Required task:
Return all lines in the material below that contain "Senator".

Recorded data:
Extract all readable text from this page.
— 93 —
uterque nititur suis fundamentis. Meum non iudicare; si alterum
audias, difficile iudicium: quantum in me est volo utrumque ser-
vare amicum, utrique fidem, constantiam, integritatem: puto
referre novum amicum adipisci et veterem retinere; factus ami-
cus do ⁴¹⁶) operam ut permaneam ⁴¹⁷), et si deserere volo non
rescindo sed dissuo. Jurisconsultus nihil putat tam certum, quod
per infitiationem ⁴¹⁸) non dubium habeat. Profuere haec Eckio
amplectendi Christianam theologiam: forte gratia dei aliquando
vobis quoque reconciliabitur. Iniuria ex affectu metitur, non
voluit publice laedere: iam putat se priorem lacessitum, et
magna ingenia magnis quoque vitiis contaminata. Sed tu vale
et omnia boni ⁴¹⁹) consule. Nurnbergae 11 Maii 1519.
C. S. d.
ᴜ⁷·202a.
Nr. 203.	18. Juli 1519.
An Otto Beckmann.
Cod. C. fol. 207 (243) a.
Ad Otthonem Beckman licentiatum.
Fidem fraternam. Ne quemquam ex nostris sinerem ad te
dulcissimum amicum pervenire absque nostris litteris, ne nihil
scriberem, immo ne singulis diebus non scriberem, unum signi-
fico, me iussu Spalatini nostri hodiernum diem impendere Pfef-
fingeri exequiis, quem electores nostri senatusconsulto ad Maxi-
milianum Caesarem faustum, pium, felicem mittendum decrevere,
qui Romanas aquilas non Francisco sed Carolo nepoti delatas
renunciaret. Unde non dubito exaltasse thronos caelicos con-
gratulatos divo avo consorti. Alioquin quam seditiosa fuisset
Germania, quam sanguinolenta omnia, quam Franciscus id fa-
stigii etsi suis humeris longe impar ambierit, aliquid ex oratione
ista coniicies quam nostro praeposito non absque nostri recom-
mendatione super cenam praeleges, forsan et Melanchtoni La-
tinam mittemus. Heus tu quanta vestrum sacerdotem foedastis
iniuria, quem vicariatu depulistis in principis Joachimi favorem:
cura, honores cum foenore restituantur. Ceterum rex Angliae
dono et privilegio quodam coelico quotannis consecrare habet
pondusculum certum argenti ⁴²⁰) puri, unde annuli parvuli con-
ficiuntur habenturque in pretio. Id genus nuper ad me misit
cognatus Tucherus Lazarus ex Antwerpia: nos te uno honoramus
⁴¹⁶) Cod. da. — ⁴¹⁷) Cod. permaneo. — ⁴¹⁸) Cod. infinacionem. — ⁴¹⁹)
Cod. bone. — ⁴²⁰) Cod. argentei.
==
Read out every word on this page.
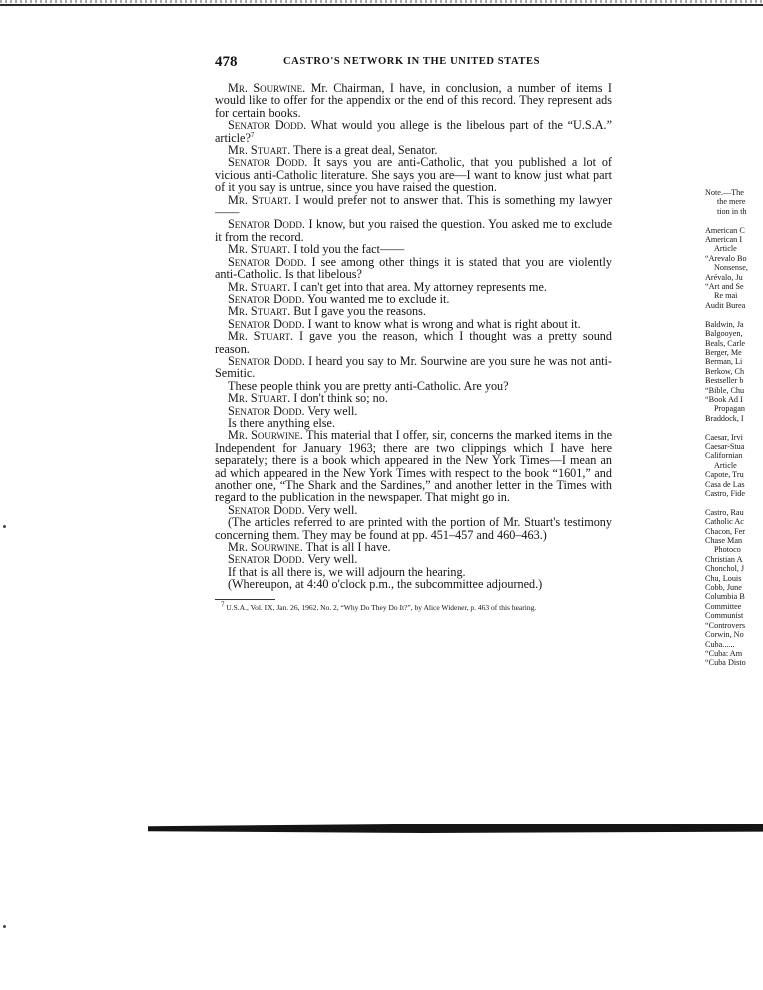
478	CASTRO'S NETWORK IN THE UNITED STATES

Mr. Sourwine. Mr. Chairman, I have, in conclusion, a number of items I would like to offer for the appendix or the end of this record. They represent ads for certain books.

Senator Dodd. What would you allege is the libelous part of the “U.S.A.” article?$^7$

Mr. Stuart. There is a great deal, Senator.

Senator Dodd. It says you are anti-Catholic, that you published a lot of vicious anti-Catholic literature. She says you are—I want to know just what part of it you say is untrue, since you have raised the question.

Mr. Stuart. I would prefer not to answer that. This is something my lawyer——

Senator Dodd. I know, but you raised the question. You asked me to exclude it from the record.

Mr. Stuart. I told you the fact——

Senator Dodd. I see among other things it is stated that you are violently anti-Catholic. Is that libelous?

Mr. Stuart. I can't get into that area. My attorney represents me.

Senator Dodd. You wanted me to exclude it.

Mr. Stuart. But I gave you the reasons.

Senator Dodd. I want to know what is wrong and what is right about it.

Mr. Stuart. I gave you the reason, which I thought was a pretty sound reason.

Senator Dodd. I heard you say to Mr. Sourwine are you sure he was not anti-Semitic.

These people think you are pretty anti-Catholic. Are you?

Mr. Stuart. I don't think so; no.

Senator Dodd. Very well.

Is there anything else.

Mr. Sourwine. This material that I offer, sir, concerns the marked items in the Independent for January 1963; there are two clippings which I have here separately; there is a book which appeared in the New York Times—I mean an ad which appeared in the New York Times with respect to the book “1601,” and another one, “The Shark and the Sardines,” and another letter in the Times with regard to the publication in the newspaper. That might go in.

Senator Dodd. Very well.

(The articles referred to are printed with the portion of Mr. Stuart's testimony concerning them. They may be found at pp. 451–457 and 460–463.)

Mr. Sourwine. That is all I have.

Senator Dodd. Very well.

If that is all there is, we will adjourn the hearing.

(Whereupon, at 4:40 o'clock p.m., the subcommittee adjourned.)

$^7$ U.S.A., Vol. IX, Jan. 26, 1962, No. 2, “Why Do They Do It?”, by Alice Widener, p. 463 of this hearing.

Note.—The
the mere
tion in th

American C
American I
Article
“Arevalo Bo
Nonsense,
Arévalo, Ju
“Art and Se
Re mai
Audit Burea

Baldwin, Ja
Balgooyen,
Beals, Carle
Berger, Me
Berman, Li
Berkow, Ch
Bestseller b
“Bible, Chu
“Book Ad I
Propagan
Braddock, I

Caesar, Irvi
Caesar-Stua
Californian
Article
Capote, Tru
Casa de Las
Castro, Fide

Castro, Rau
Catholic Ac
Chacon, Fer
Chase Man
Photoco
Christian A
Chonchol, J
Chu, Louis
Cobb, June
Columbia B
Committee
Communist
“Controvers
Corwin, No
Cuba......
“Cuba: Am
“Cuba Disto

Finished exercise:
Senator Dodd. What would you allege is the libelous part of the “U.S.A.” article?$^7$
Mr. Stuart. There is a great deal, Senator.
Senator Dodd. It says you are anti-Catholic, that you published a lot of vicious anti-Catholic literature. She says you are—I want to know just what part of it you say is untrue, since you have raised the question.
Senator Dodd. I know, but you raised the question. You asked me to exclude it from the record.
Senator Dodd. I see among other things it is stated that you are violently anti-Catholic. Is that libelous?
Senator Dodd. You wanted me to exclude it.
Senator Dodd. I want to know what is wrong and what is right about it.
Senator Dodd. I heard you say to Mr. Sourwine are you sure he was not anti-Semitic.
Senator Dodd. Very well.
Senator Dodd. Very well.
Senator Dodd. Very well.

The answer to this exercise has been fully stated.